** start of PROVIDED DATA **

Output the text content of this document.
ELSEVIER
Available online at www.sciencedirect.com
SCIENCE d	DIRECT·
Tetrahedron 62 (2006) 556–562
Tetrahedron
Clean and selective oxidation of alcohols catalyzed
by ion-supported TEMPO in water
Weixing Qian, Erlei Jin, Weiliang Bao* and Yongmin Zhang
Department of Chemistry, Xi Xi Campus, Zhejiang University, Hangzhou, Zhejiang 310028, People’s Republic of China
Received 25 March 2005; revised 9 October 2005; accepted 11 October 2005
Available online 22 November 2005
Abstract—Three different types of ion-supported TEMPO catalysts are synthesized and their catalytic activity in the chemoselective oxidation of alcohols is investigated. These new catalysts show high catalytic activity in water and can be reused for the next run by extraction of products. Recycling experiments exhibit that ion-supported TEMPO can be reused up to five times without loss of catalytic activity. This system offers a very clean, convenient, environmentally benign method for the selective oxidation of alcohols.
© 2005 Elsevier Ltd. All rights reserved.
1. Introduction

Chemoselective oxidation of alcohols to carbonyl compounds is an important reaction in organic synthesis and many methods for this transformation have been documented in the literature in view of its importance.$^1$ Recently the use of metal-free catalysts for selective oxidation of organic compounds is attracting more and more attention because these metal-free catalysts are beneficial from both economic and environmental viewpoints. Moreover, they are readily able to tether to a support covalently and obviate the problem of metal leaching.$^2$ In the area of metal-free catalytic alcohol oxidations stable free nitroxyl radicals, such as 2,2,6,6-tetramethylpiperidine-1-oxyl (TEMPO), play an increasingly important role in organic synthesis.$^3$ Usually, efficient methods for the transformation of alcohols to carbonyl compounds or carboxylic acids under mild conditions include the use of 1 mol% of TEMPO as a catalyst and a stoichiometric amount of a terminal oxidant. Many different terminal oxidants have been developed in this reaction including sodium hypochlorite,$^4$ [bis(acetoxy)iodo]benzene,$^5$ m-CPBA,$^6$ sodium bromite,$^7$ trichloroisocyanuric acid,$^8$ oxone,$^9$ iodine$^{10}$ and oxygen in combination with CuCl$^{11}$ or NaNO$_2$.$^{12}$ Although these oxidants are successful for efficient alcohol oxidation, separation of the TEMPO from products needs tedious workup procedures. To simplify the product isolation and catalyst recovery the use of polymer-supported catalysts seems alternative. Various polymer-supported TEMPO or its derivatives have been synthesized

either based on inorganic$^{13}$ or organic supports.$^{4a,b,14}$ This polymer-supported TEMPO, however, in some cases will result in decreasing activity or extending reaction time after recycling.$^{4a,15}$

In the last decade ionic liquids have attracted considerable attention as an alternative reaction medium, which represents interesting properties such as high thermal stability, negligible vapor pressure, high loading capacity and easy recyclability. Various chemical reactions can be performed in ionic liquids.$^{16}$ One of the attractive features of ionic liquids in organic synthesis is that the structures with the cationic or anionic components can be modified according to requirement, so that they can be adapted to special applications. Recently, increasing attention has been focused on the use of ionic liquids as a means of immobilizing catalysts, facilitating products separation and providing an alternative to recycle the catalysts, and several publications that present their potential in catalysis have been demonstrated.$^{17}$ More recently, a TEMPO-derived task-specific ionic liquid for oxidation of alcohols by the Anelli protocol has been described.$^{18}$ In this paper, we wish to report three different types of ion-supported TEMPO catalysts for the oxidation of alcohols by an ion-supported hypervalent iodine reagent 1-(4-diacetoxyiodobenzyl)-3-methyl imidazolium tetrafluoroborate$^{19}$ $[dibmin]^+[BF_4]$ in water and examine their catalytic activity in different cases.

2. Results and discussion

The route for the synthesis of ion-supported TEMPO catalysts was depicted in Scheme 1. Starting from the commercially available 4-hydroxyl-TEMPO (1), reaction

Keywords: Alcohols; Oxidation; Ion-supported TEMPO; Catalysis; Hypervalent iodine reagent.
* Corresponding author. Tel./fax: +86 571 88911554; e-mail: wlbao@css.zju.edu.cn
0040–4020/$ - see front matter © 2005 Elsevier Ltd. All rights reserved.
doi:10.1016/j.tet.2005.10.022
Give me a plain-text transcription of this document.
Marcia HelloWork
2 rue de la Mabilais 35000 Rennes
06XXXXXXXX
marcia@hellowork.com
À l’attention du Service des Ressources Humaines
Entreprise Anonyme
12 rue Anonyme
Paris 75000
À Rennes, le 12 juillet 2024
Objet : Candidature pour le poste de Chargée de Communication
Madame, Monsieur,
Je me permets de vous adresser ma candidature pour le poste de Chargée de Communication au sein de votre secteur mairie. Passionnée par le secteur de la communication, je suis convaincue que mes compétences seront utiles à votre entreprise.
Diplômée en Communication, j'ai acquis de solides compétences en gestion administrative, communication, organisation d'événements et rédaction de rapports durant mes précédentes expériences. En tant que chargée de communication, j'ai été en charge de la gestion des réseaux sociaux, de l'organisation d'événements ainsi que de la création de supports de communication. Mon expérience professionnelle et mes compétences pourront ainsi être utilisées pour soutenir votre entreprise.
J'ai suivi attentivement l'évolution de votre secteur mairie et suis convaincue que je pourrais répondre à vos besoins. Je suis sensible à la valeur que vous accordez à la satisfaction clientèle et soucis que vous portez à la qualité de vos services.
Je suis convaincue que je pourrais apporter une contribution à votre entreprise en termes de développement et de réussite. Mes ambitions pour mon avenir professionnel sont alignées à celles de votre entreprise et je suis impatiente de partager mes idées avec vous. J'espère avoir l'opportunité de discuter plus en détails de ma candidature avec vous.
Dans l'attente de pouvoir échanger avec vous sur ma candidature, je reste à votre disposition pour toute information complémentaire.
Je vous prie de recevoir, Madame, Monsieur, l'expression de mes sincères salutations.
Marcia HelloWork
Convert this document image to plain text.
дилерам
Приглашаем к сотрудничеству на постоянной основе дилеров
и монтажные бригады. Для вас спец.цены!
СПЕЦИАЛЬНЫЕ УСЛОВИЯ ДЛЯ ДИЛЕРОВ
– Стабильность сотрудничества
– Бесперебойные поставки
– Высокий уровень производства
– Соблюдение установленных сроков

** end of PROVIDED DATA **
** start of PROVIDED DATA **

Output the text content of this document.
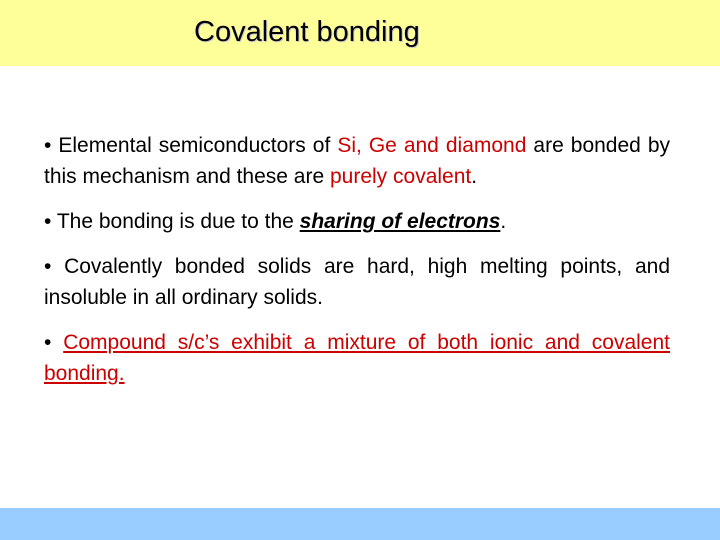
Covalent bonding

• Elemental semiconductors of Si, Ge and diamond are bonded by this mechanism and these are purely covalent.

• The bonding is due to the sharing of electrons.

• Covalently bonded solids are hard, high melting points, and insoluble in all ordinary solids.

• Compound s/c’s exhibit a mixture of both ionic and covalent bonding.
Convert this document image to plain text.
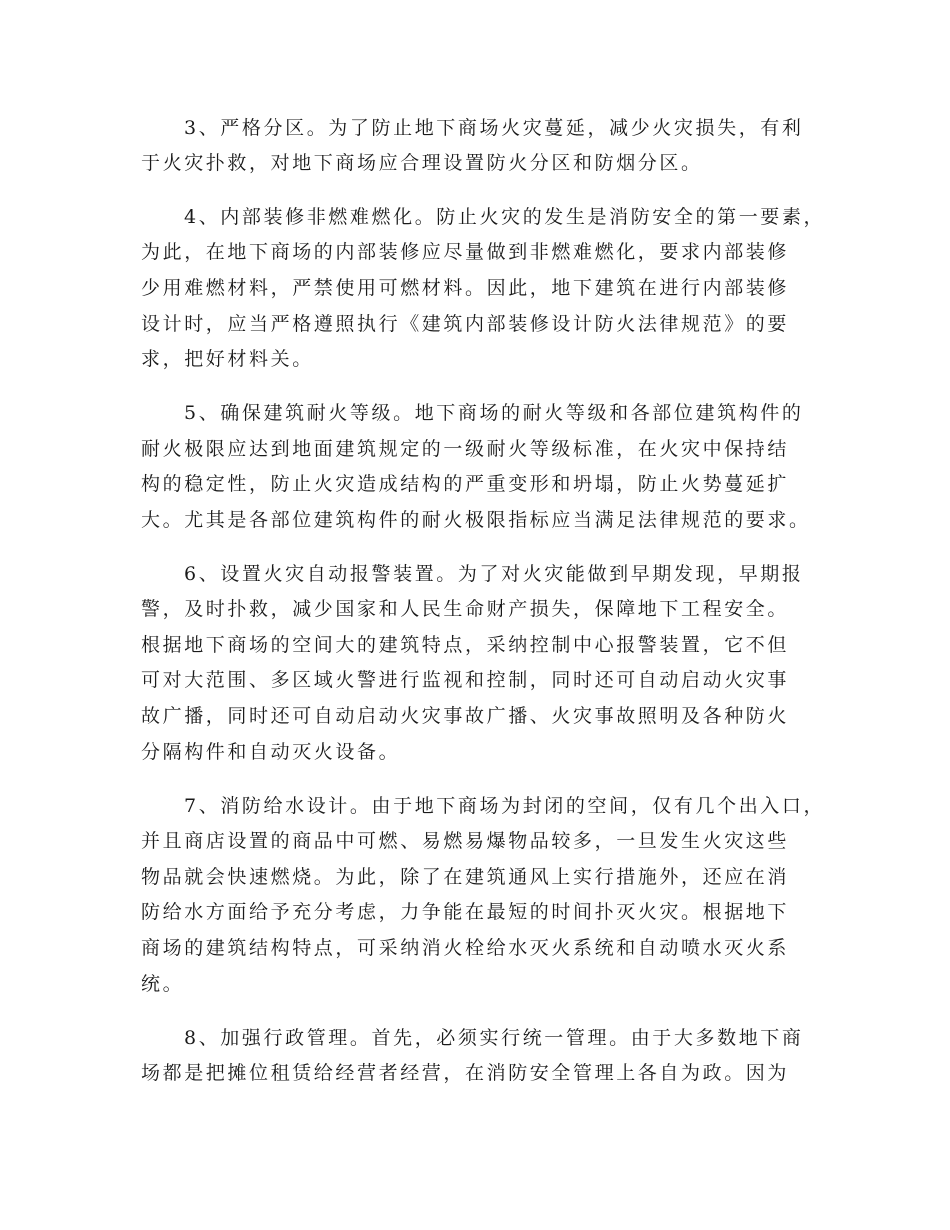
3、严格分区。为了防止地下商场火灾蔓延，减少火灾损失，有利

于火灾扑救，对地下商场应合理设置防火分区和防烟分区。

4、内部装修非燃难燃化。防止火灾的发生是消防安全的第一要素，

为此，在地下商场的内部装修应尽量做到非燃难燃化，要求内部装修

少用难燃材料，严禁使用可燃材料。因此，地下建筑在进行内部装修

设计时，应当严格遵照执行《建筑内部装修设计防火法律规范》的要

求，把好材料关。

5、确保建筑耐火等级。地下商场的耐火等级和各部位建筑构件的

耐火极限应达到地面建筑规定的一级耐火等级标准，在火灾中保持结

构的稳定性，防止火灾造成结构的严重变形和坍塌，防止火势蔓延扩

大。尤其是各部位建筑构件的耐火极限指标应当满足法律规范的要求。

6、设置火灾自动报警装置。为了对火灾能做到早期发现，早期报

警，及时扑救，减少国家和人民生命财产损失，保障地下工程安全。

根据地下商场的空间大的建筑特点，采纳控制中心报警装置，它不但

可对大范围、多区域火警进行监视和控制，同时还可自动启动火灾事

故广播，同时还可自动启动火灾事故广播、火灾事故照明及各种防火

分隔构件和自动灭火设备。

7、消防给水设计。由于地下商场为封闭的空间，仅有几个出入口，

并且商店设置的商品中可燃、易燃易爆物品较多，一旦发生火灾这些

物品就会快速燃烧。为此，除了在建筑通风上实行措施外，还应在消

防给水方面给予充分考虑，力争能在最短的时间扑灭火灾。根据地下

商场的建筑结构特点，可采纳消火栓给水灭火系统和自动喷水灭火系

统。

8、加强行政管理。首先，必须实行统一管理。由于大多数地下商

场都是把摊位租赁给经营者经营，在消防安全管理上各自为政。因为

** end of PROVIDED DATA **

» **STATED TASK**: Find every line that has "rights" in it, then return those lines.

» **TASK OUTPUT**:
© 2005 Elsevier Ltd. All rights reserved.
0040–4020/$ - see front matter © 2005 Elsevier Ltd. All rights reserved.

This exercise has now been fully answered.